▶ [Description of the task]
Show every line in the records below that contains the word "this".

▶ [Dataset content]

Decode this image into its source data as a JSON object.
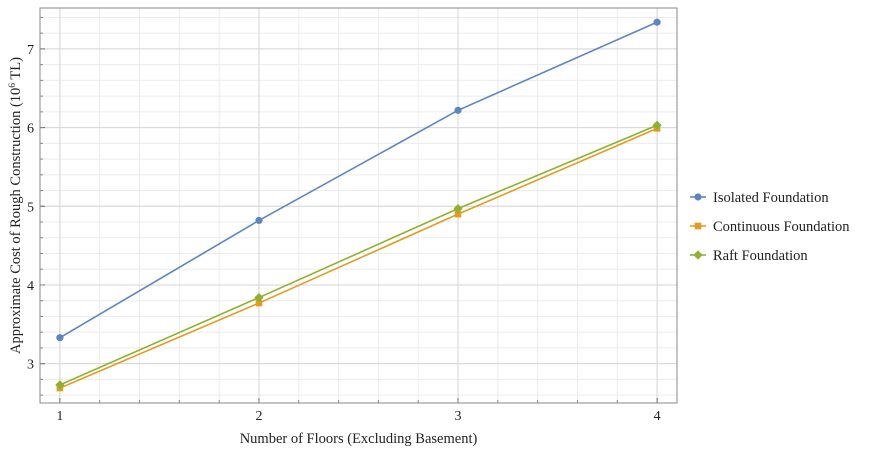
{
  "chart_data": {
    "type": "line",
    "xlabel": "Number of Floors (Excluding Basement)",
    "ylabel": "Approximate Cost of Rough Construction (10",
    "ylabel_sup": "6",
    "ylabel_unit": " TL)",
    "x": [
      1,
      2,
      3,
      4
    ],
    "x_ticks": [
      "1",
      "2",
      "3",
      "4"
    ],
    "y_ticks": [
      "3",
      "4",
      "5",
      "6",
      "7"
    ],
    "xlim": [
      0.9,
      4.1
    ],
    "ylim": [
      2.5,
      7.52
    ],
    "grid": true,
    "legend_position": "right",
    "series": [
      {
        "name": "Isolated Foundation",
        "values": [
          3.33,
          4.82,
          6.22,
          7.34
        ],
        "color": "#5f85be",
        "marker": "circle"
      },
      {
        "name": "Continuous Foundation",
        "values": [
          2.69,
          3.77,
          4.9,
          5.99
        ],
        "color": "#e19c24",
        "marker": "square"
      },
      {
        "name": "Raft Foundation",
        "values": [
          2.73,
          3.84,
          4.97,
          6.03
        ],
        "color": "#8fb032",
        "marker": "diamond"
      }
    ]
  }
}
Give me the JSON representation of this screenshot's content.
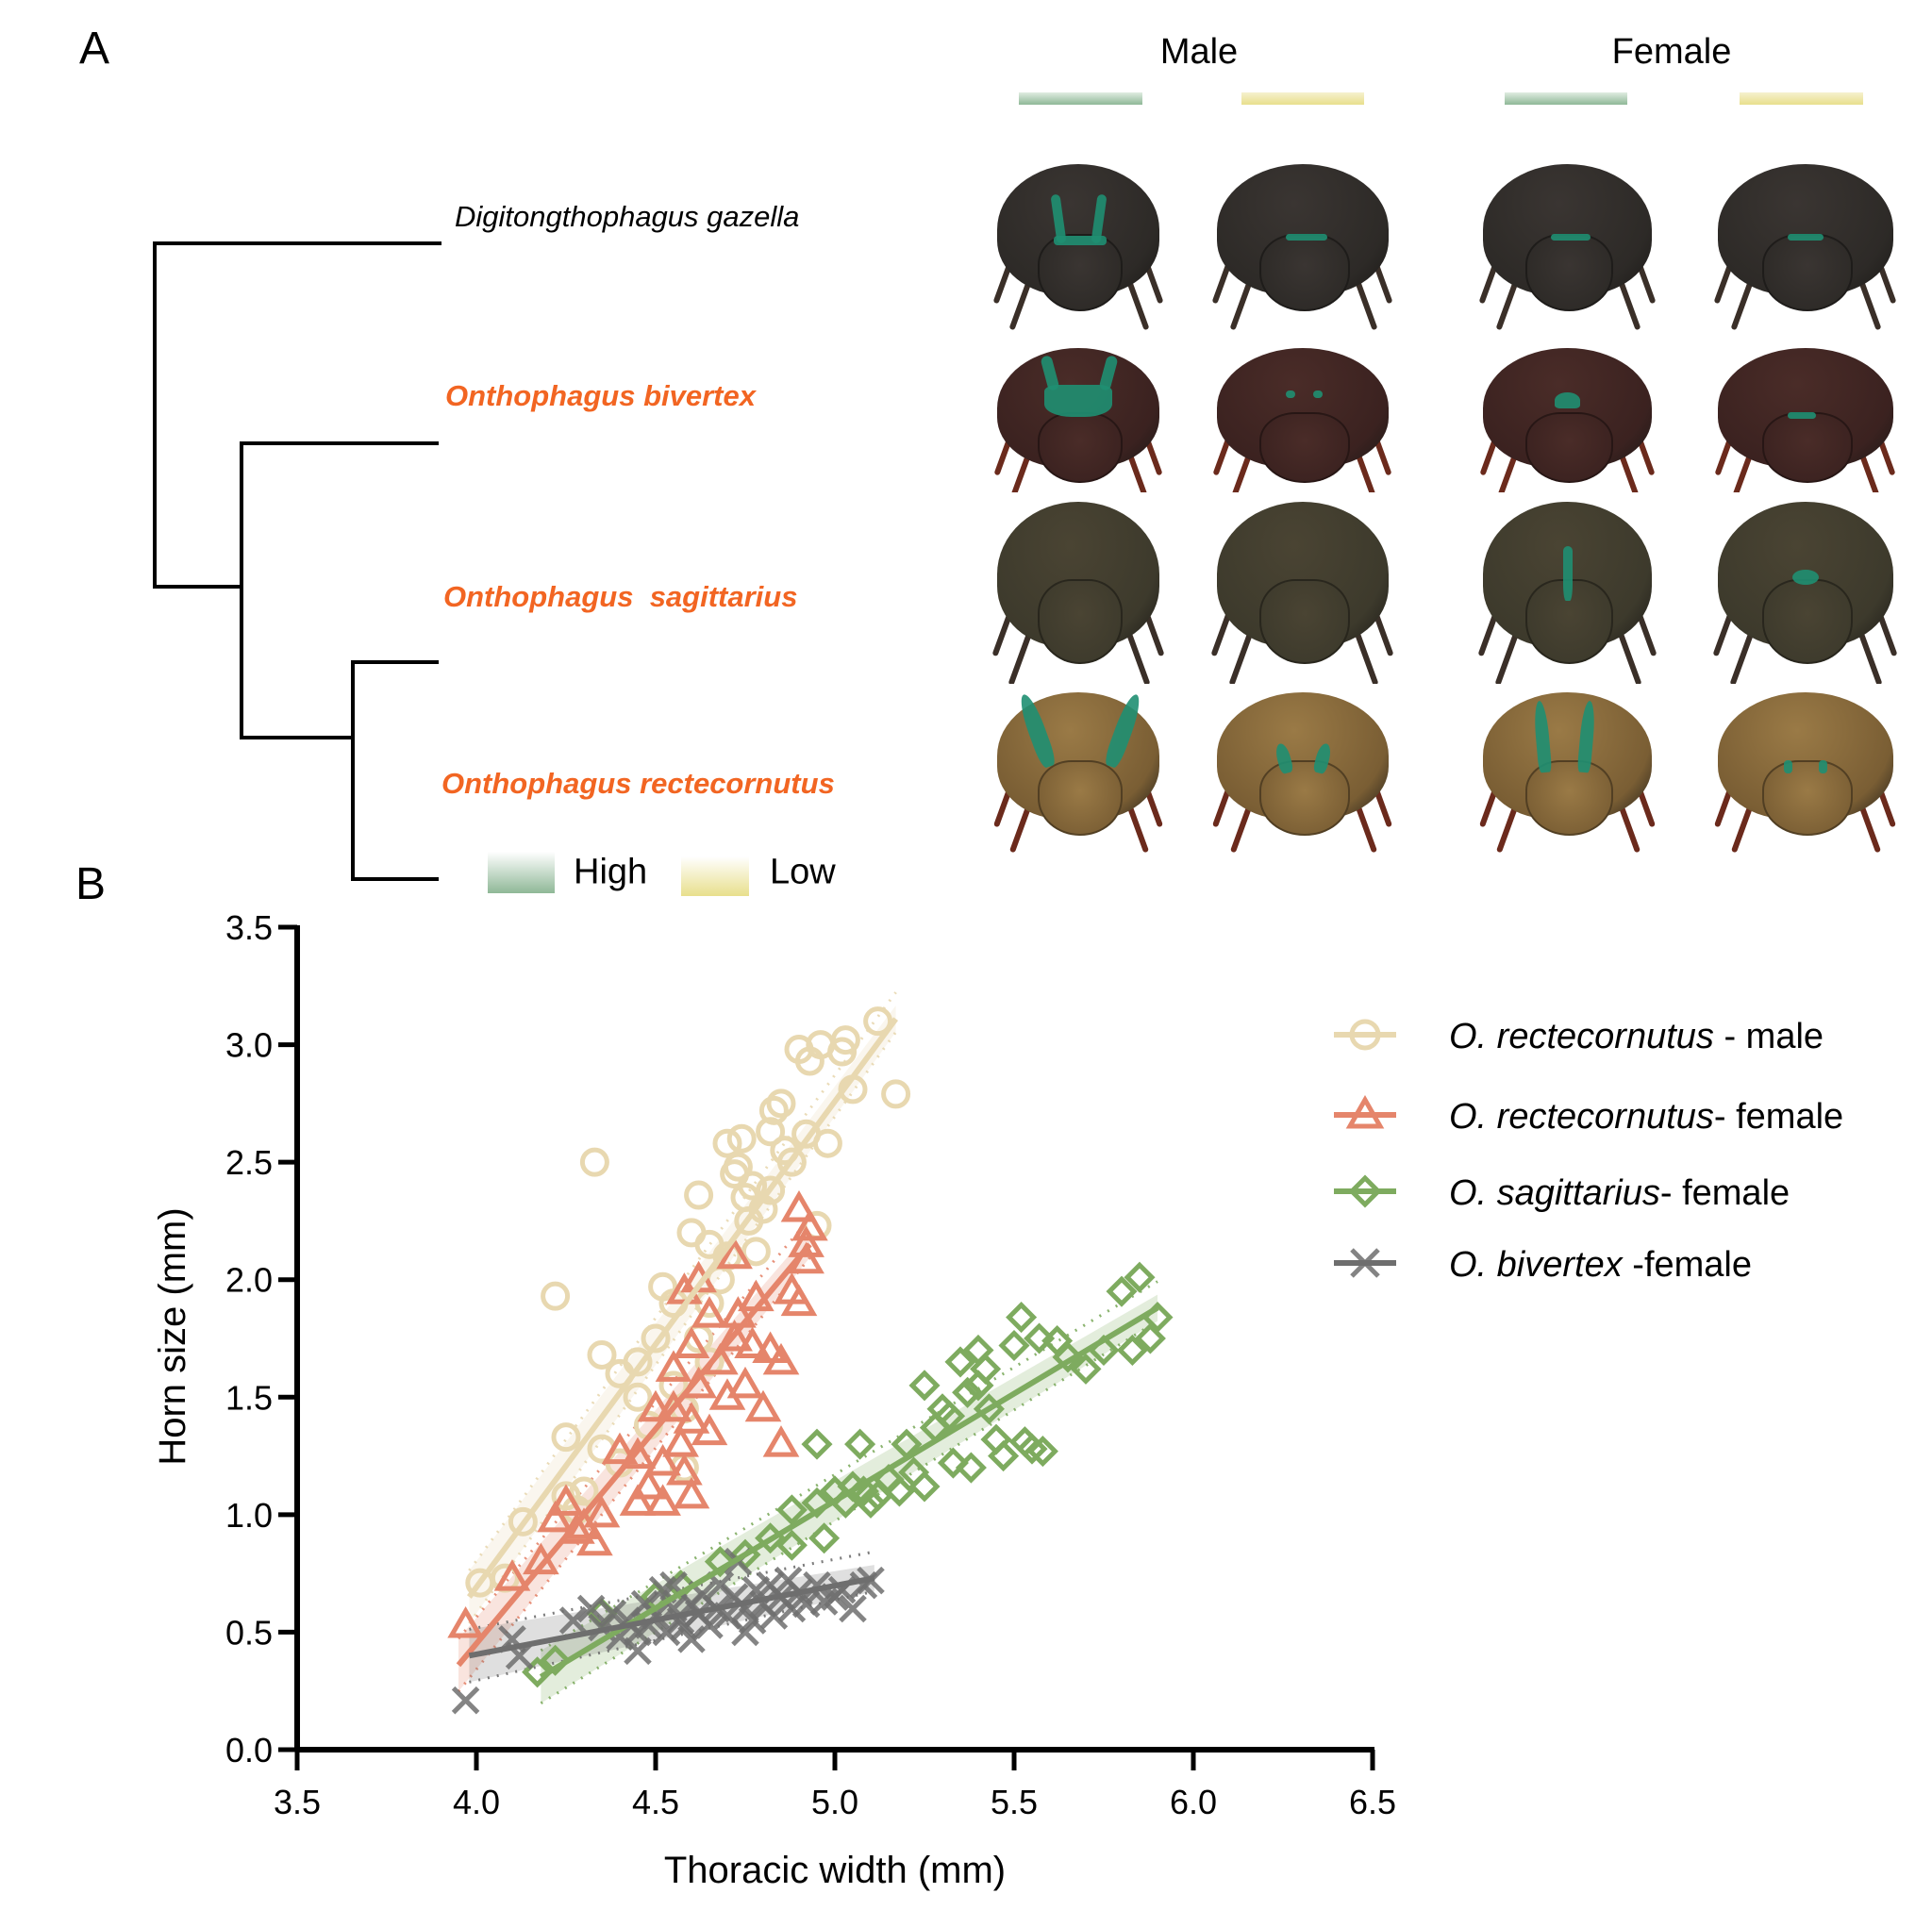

▶ [Written response]
Decode this image into its source data as a JSON object.
Give me the JSON representation of this screenshot's content.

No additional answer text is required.